Requirements:
**1.** Retype the part of the thread on code duplication from "You shouldn’t hyper" up to and including "have that many.".
**2.** In the thread on code duplication, how did one version of the duplicated permission check logic differ from the other?

While testing this tool, one detected duplication was interesting for a use case. Permission check logic was duplicated and placed in different distant places in the codebase. The code was similar, but not identical, the logic was not the same. One version had stricter checks. I analyzed this with the coding agent, and we found out that both versions are used for the same thing, which means that in some cases validation is insufficient. Having only a single validation place, this bug could be prevented or easily detected.

by rkochanowski

7/2/2026 at 5:39:50 PM

(without sarcasm) Is this a serious question?

If so - maintainability, testability. This is old software engineering best practice at this point.

You shouldn’t hyper optimize for deduplication, but it’s usually worth considering. Fewer places to fix issues or improve as well.

by rufius

7/2/2026 at 6:02:10 PM

I tend to follow the "rule of 3": a second similar implementation is OK, introducing the third triggers a refactor. As with everything, this isn't dogma, and sometimes the second implementation is already too much, while at other times you get tens of similar code sections (in codegen, repeating patterns with almost no changes is a virtue). But it's a good rule of thumb.

On testability: two implementations can be tested against each other, leading to greater coverage with less test code. It doesn't work that way for 3+ implementations, which is another reason not to have that many.

by klibertp

7/2/2026 at 5:36:06 PM

Have you written software before?

by Zopieux

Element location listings
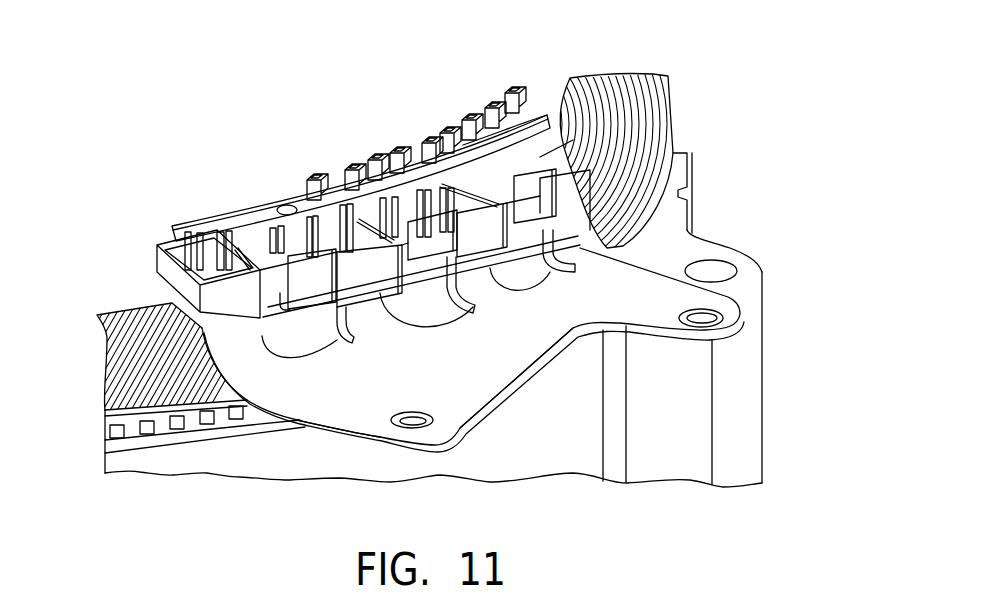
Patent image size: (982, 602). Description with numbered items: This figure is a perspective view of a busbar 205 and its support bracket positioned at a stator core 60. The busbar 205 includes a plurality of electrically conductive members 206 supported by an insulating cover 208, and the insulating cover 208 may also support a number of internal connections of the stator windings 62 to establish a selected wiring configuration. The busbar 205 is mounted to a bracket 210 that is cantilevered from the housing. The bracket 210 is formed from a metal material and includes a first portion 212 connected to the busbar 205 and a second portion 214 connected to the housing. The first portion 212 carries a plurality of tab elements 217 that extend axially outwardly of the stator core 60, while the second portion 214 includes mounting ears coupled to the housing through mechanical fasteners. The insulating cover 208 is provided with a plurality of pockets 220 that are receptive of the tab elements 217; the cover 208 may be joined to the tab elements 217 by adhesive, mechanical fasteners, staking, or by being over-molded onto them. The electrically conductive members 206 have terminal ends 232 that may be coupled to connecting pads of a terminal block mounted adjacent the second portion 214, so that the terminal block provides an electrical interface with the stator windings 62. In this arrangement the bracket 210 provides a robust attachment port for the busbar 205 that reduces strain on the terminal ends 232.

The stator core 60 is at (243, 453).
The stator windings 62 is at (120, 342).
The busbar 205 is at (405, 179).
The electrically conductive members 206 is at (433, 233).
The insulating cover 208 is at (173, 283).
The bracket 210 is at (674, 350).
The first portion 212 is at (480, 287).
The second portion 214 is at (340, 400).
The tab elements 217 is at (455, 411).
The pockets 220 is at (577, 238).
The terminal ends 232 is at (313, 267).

Completed exercise:
**1.**
You shouldn’t hyper optimize for deduplication, but it’s usually worth considering. Fewer places to fix issues or improve as well.

by rufius

7/2/2026 at 6:02:10 PM

I tend to follow the "rule of 3": a second similar implementation is OK, introducing the third triggers a refactor. As with everything, this isn't dogma, and sometimes the second implementation is already too much, while at other times you get tens of similar code sections (in codegen, repeating patterns with almost no changes is a virtue). But it's a good rule of thumb.

On testability: two implementations can be tested against each other, leading to greater coverage with less test code. It doesn't work that way for 3+ implementations, which is another reason not to have that many.

**2.** It had stricter checks.